[WHAT YOU WILL DO]: Scan the records and identify every line in which the string "this" occurs, then return those lines.
* START *
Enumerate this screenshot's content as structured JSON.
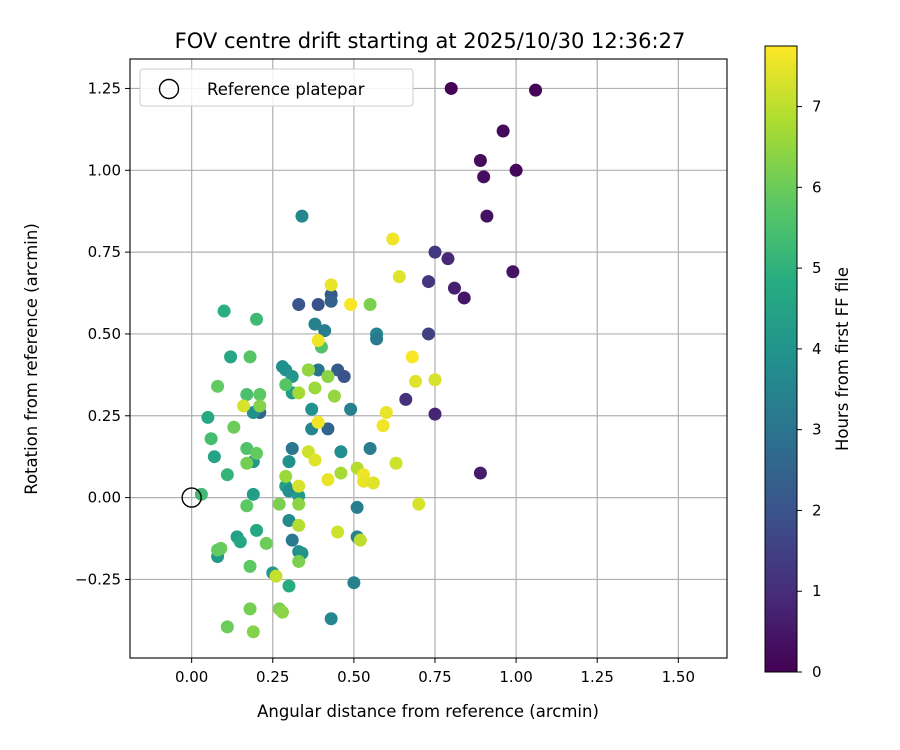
{
  "chart_data": {
    "type": "scatter",
    "title": "FOV centre drift starting at 2025/10/30 12:36:27",
    "xlabel": "Angular distance from reference (arcmin)",
    "ylabel": "Rotation from reference (arcmin)",
    "xlim": [
      -0.19,
      1.65
    ],
    "ylim": [
      -0.49,
      1.34
    ],
    "xticks": [
      0.0,
      0.25,
      0.5,
      0.75,
      1.0,
      1.25,
      1.5
    ],
    "xtick_labels": [
      "0.00",
      "0.25",
      "0.50",
      "0.75",
      "1.00",
      "1.25",
      "1.50"
    ],
    "yticks": [
      -0.25,
      0.0,
      0.25,
      0.5,
      0.75,
      1.0,
      1.25
    ],
    "ytick_labels": [
      "−0.25",
      "0.00",
      "0.25",
      "0.50",
      "0.75",
      "1.00",
      "1.25"
    ],
    "grid": true,
    "legend": {
      "placement": "top-left",
      "entries": [
        {
          "label": "Reference platepar",
          "marker": "open-circle"
        }
      ]
    },
    "reference_point": {
      "x": 0.0,
      "y": 0.0
    },
    "colorbar": {
      "label": "Hours from first FF file",
      "colormap": "viridis",
      "range": [
        0,
        7.75
      ],
      "ticks": [
        0,
        1,
        2,
        3,
        4,
        5,
        6,
        7
      ],
      "tick_labels": [
        "0",
        "1",
        "2",
        "3",
        "4",
        "5",
        "6",
        "7"
      ]
    },
    "points": [
      {
        "x": 0.8,
        "y": 1.25,
        "t": 0.05
      },
      {
        "x": 1.06,
        "y": 1.245,
        "t": 0.1
      },
      {
        "x": 0.96,
        "y": 1.12,
        "t": 0.2
      },
      {
        "x": 0.89,
        "y": 1.03,
        "t": 0.25
      },
      {
        "x": 0.9,
        "y": 0.98,
        "t": 0.3
      },
      {
        "x": 1.0,
        "y": 1.0,
        "t": 0.15
      },
      {
        "x": 0.91,
        "y": 0.86,
        "t": 0.35
      },
      {
        "x": 0.99,
        "y": 0.69,
        "t": 0.4
      },
      {
        "x": 0.84,
        "y": 0.61,
        "t": 0.45
      },
      {
        "x": 0.81,
        "y": 0.64,
        "t": 0.7
      },
      {
        "x": 0.79,
        "y": 0.73,
        "t": 0.9
      },
      {
        "x": 0.75,
        "y": 0.75,
        "t": 1.3
      },
      {
        "x": 0.73,
        "y": 0.66,
        "t": 1.2
      },
      {
        "x": 0.73,
        "y": 0.5,
        "t": 1.5
      },
      {
        "x": 0.66,
        "y": 0.3,
        "t": 1.1
      },
      {
        "x": 0.75,
        "y": 0.255,
        "t": 0.8
      },
      {
        "x": 0.89,
        "y": 0.075,
        "t": 0.6
      },
      {
        "x": 0.33,
        "y": 0.59,
        "t": 2.1
      },
      {
        "x": 0.39,
        "y": 0.59,
        "t": 2.0
      },
      {
        "x": 0.43,
        "y": 0.62,
        "t": 2.2
      },
      {
        "x": 0.43,
        "y": 0.6,
        "t": 2.4
      },
      {
        "x": 0.45,
        "y": 0.39,
        "t": 2.3
      },
      {
        "x": 0.47,
        "y": 0.37,
        "t": 2.0
      },
      {
        "x": 0.42,
        "y": 0.21,
        "t": 2.5
      },
      {
        "x": 0.21,
        "y": 0.26,
        "t": 2.6
      },
      {
        "x": 0.34,
        "y": 0.86,
        "t": 3.6
      },
      {
        "x": 0.38,
        "y": 0.53,
        "t": 3.4
      },
      {
        "x": 0.41,
        "y": 0.51,
        "t": 3.3
      },
      {
        "x": 0.57,
        "y": 0.5,
        "t": 3.5
      },
      {
        "x": 0.57,
        "y": 0.485,
        "t": 3.2
      },
      {
        "x": 0.36,
        "y": 0.39,
        "t": 3.7
      },
      {
        "x": 0.39,
        "y": 0.39,
        "t": 3.0
      },
      {
        "x": 0.28,
        "y": 0.4,
        "t": 3.8
      },
      {
        "x": 0.29,
        "y": 0.39,
        "t": 3.9
      },
      {
        "x": 0.31,
        "y": 0.37,
        "t": 4.1
      },
      {
        "x": 0.31,
        "y": 0.32,
        "t": 4.3
      },
      {
        "x": 0.37,
        "y": 0.27,
        "t": 3.9
      },
      {
        "x": 0.49,
        "y": 0.27,
        "t": 3.4
      },
      {
        "x": 0.37,
        "y": 0.21,
        "t": 3.6
      },
      {
        "x": 0.46,
        "y": 0.14,
        "t": 3.8
      },
      {
        "x": 0.55,
        "y": 0.15,
        "t": 3.3
      },
      {
        "x": 0.31,
        "y": 0.15,
        "t": 3.1
      },
      {
        "x": 0.3,
        "y": 0.11,
        "t": 3.9
      },
      {
        "x": 0.19,
        "y": 0.26,
        "t": 3.9
      },
      {
        "x": 0.19,
        "y": 0.11,
        "t": 4.1
      },
      {
        "x": 0.19,
        "y": 0.01,
        "t": 4.3
      },
      {
        "x": 0.07,
        "y": 0.125,
        "t": 4.5
      },
      {
        "x": 0.29,
        "y": 0.035,
        "t": 4.4
      },
      {
        "x": 0.3,
        "y": 0.02,
        "t": 3.8
      },
      {
        "x": 0.33,
        "y": 0.005,
        "t": 4.2
      },
      {
        "x": 0.51,
        "y": -0.03,
        "t": 3.3
      },
      {
        "x": 0.3,
        "y": -0.07,
        "t": 3.7
      },
      {
        "x": 0.51,
        "y": -0.12,
        "t": 3.5
      },
      {
        "x": 0.31,
        "y": -0.13,
        "t": 3.2
      },
      {
        "x": 0.33,
        "y": -0.165,
        "t": 3.8
      },
      {
        "x": 0.34,
        "y": -0.17,
        "t": 4.0
      },
      {
        "x": 0.08,
        "y": -0.18,
        "t": 4.2
      },
      {
        "x": 0.14,
        "y": -0.12,
        "t": 4.4
      },
      {
        "x": 0.15,
        "y": -0.135,
        "t": 4.6
      },
      {
        "x": 0.2,
        "y": -0.1,
        "t": 4.7
      },
      {
        "x": 0.25,
        "y": -0.23,
        "t": 4.2
      },
      {
        "x": 0.3,
        "y": -0.27,
        "t": 4.8
      },
      {
        "x": 0.5,
        "y": -0.26,
        "t": 3.4
      },
      {
        "x": 0.43,
        "y": -0.37,
        "t": 3.6
      },
      {
        "x": 0.12,
        "y": 0.43,
        "t": 4.6
      },
      {
        "x": 0.1,
        "y": 0.57,
        "t": 4.9
      },
      {
        "x": 0.05,
        "y": 0.245,
        "t": 4.7
      },
      {
        "x": 0.11,
        "y": 0.07,
        "t": 5.1
      },
      {
        "x": 0.2,
        "y": 0.545,
        "t": 5.3
      },
      {
        "x": 0.4,
        "y": 0.46,
        "t": 5.6
      },
      {
        "x": 0.18,
        "y": 0.43,
        "t": 5.7
      },
      {
        "x": 0.17,
        "y": 0.315,
        "t": 5.5
      },
      {
        "x": 0.21,
        "y": 0.315,
        "t": 5.8
      },
      {
        "x": 0.08,
        "y": 0.34,
        "t": 5.9
      },
      {
        "x": 0.13,
        "y": 0.215,
        "t": 6.0
      },
      {
        "x": 0.06,
        "y": 0.18,
        "t": 5.4
      },
      {
        "x": 0.17,
        "y": 0.15,
        "t": 5.6
      },
      {
        "x": 0.2,
        "y": 0.135,
        "t": 5.9
      },
      {
        "x": 0.17,
        "y": 0.105,
        "t": 6.1
      },
      {
        "x": 0.03,
        "y": 0.01,
        "t": 5.3
      },
      {
        "x": 0.17,
        "y": -0.025,
        "t": 5.8
      },
      {
        "x": 0.09,
        "y": -0.155,
        "t": 6.0
      },
      {
        "x": 0.08,
        "y": -0.16,
        "t": 5.9
      },
      {
        "x": 0.23,
        "y": -0.14,
        "t": 6.0
      },
      {
        "x": 0.18,
        "y": -0.21,
        "t": 5.8
      },
      {
        "x": 0.33,
        "y": -0.195,
        "t": 6.2
      },
      {
        "x": 0.18,
        "y": -0.34,
        "t": 6.1
      },
      {
        "x": 0.27,
        "y": -0.34,
        "t": 6.2
      },
      {
        "x": 0.28,
        "y": -0.35,
        "t": 6.4
      },
      {
        "x": 0.11,
        "y": -0.395,
        "t": 6.0
      },
      {
        "x": 0.19,
        "y": -0.41,
        "t": 6.3
      },
      {
        "x": 0.21,
        "y": 0.28,
        "t": 6.3
      },
      {
        "x": 0.55,
        "y": 0.59,
        "t": 6.2
      },
      {
        "x": 0.36,
        "y": 0.39,
        "t": 6.5
      },
      {
        "x": 0.42,
        "y": 0.37,
        "t": 6.4
      },
      {
        "x": 0.38,
        "y": 0.335,
        "t": 6.6
      },
      {
        "x": 0.29,
        "y": 0.345,
        "t": 5.7
      },
      {
        "x": 0.44,
        "y": 0.31,
        "t": 6.5
      },
      {
        "x": 0.33,
        "y": 0.32,
        "t": 6.7
      },
      {
        "x": 0.29,
        "y": 0.065,
        "t": 6.6
      },
      {
        "x": 0.27,
        "y": -0.02,
        "t": 6.2
      },
      {
        "x": 0.33,
        "y": -0.02,
        "t": 6.4
      },
      {
        "x": 0.33,
        "y": -0.085,
        "t": 6.9
      },
      {
        "x": 0.26,
        "y": -0.24,
        "t": 7.1
      },
      {
        "x": 0.46,
        "y": 0.075,
        "t": 6.7
      },
      {
        "x": 0.51,
        "y": 0.09,
        "t": 6.9
      },
      {
        "x": 0.52,
        "y": -0.13,
        "t": 7.0
      },
      {
        "x": 0.45,
        "y": -0.105,
        "t": 7.2
      },
      {
        "x": 0.16,
        "y": 0.28,
        "t": 7.3
      },
      {
        "x": 0.36,
        "y": 0.14,
        "t": 7.2
      },
      {
        "x": 0.38,
        "y": 0.115,
        "t": 7.4
      },
      {
        "x": 0.33,
        "y": 0.035,
        "t": 7.3
      },
      {
        "x": 0.42,
        "y": 0.055,
        "t": 7.5
      },
      {
        "x": 0.53,
        "y": 0.07,
        "t": 7.6
      },
      {
        "x": 0.53,
        "y": 0.05,
        "t": 7.5
      },
      {
        "x": 0.56,
        "y": 0.045,
        "t": 7.4
      },
      {
        "x": 0.7,
        "y": -0.02,
        "t": 7.3
      },
      {
        "x": 0.63,
        "y": 0.105,
        "t": 7.2
      },
      {
        "x": 0.59,
        "y": 0.22,
        "t": 7.6
      },
      {
        "x": 0.6,
        "y": 0.26,
        "t": 7.5
      },
      {
        "x": 0.69,
        "y": 0.355,
        "t": 7.4
      },
      {
        "x": 0.75,
        "y": 0.36,
        "t": 7.3
      },
      {
        "x": 0.68,
        "y": 0.43,
        "t": 7.7
      },
      {
        "x": 0.39,
        "y": 0.48,
        "t": 7.6
      },
      {
        "x": 0.49,
        "y": 0.59,
        "t": 7.7
      },
      {
        "x": 0.43,
        "y": 0.65,
        "t": 7.5
      },
      {
        "x": 0.64,
        "y": 0.675,
        "t": 7.4
      },
      {
        "x": 0.62,
        "y": 0.79,
        "t": 7.6
      },
      {
        "x": 0.39,
        "y": 0.23,
        "t": 7.6
      }
    ]
  }
}
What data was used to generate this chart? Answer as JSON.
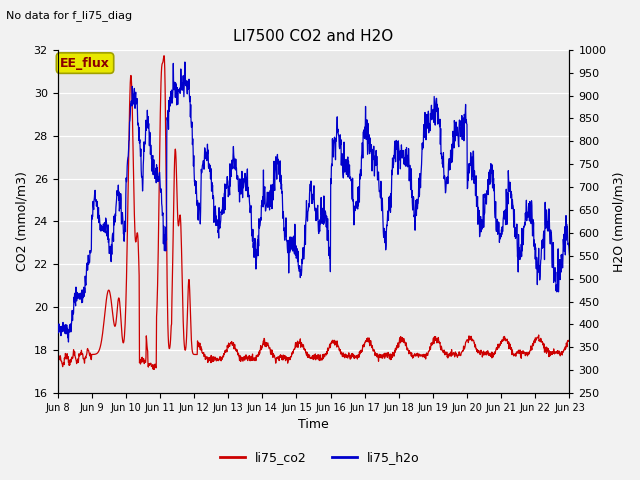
{
  "title": "LI7500 CO2 and H2O",
  "top_left_text": "No data for f_li75_diag",
  "xlabel": "Time",
  "ylabel_left": "CO2 (mmol/m3)",
  "ylabel_right": "H2O (mmol/m3)",
  "ylim_left": [
    16,
    32
  ],
  "ylim_right": [
    250,
    1000
  ],
  "yticks_left": [
    16,
    18,
    20,
    22,
    24,
    26,
    28,
    30,
    32
  ],
  "yticks_right": [
    250,
    300,
    350,
    400,
    450,
    500,
    550,
    600,
    650,
    700,
    750,
    800,
    850,
    900,
    950,
    1000
  ],
  "xtick_labels": [
    "Jun 8",
    "Jun 9",
    "Jun 10",
    "Jun 11",
    "Jun 12",
    "Jun 13",
    "Jun 14",
    "Jun 15",
    "Jun 16",
    "Jun 17",
    "Jun 18",
    "Jun 19",
    "Jun 20",
    "Jun 21",
    "Jun 22",
    "Jun 23"
  ],
  "legend_labels": [
    "li75_co2",
    "li75_h2o"
  ],
  "legend_colors": [
    "#cc0000",
    "#0000cc"
  ],
  "ee_flux_text": "EE_flux",
  "background_color": "#e8e8e8",
  "grid_color": "#ffffff",
  "co2_color": "#cc0000",
  "h2o_color": "#0000cc",
  "n_points": 1500
}
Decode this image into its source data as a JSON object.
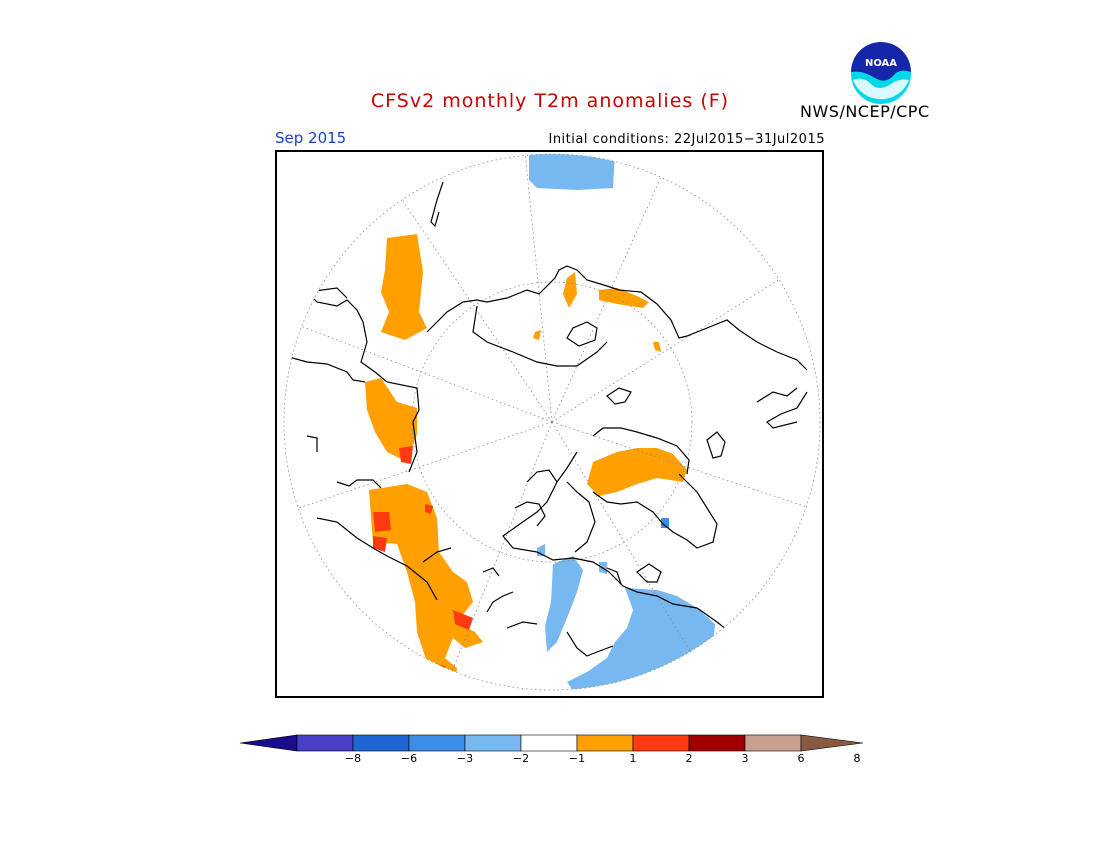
{
  "title": "CFSv2 monthly T2m anomalies (F)",
  "period": "Sep 2015",
  "initial_conditions": "Initial conditions: 22Jul2015−31Jul2015",
  "agency": "NWS/NCEP/CPC",
  "logo": {
    "icon": "noaa-logo-icon",
    "text": "NOAA"
  },
  "colors": {
    "title": "#cc0000",
    "period": "#1a3fcc",
    "legend": [
      "#1a0c8f",
      "#4a40c8",
      "#1f66d4",
      "#3c8fe6",
      "#78b8f0",
      "#ffffff",
      "#ffa000",
      "#ff3a10",
      "#a00000",
      "#c8a090",
      "#8a5a40"
    ]
  },
  "colorbar": {
    "tick_labels": [
      "−8",
      "−6",
      "−3",
      "−2",
      "−1",
      "1",
      "2",
      "3",
      "6",
      "8"
    ]
  }
}
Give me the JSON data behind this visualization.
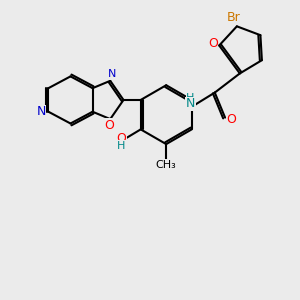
{
  "bg_color": "#ebebeb",
  "bond_color": "#000000",
  "bond_width": 1.5,
  "atom_colors": {
    "Br": "#cc7700",
    "O": "#ff0000",
    "N": "#0000cc",
    "NH": "#008888",
    "H": "#008888",
    "C": "#000000"
  },
  "font_size": 9,
  "fig_size": [
    3.0,
    3.0
  ],
  "dpi": 100
}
* END *
[TASK ANSWER]:
Enumerate this screenshot's content as structured JSON.
What data was used to generate this chart? Answer as JSON.
Decode this image into its source data as a JSON object.
Give me the JSON data behind this visualization.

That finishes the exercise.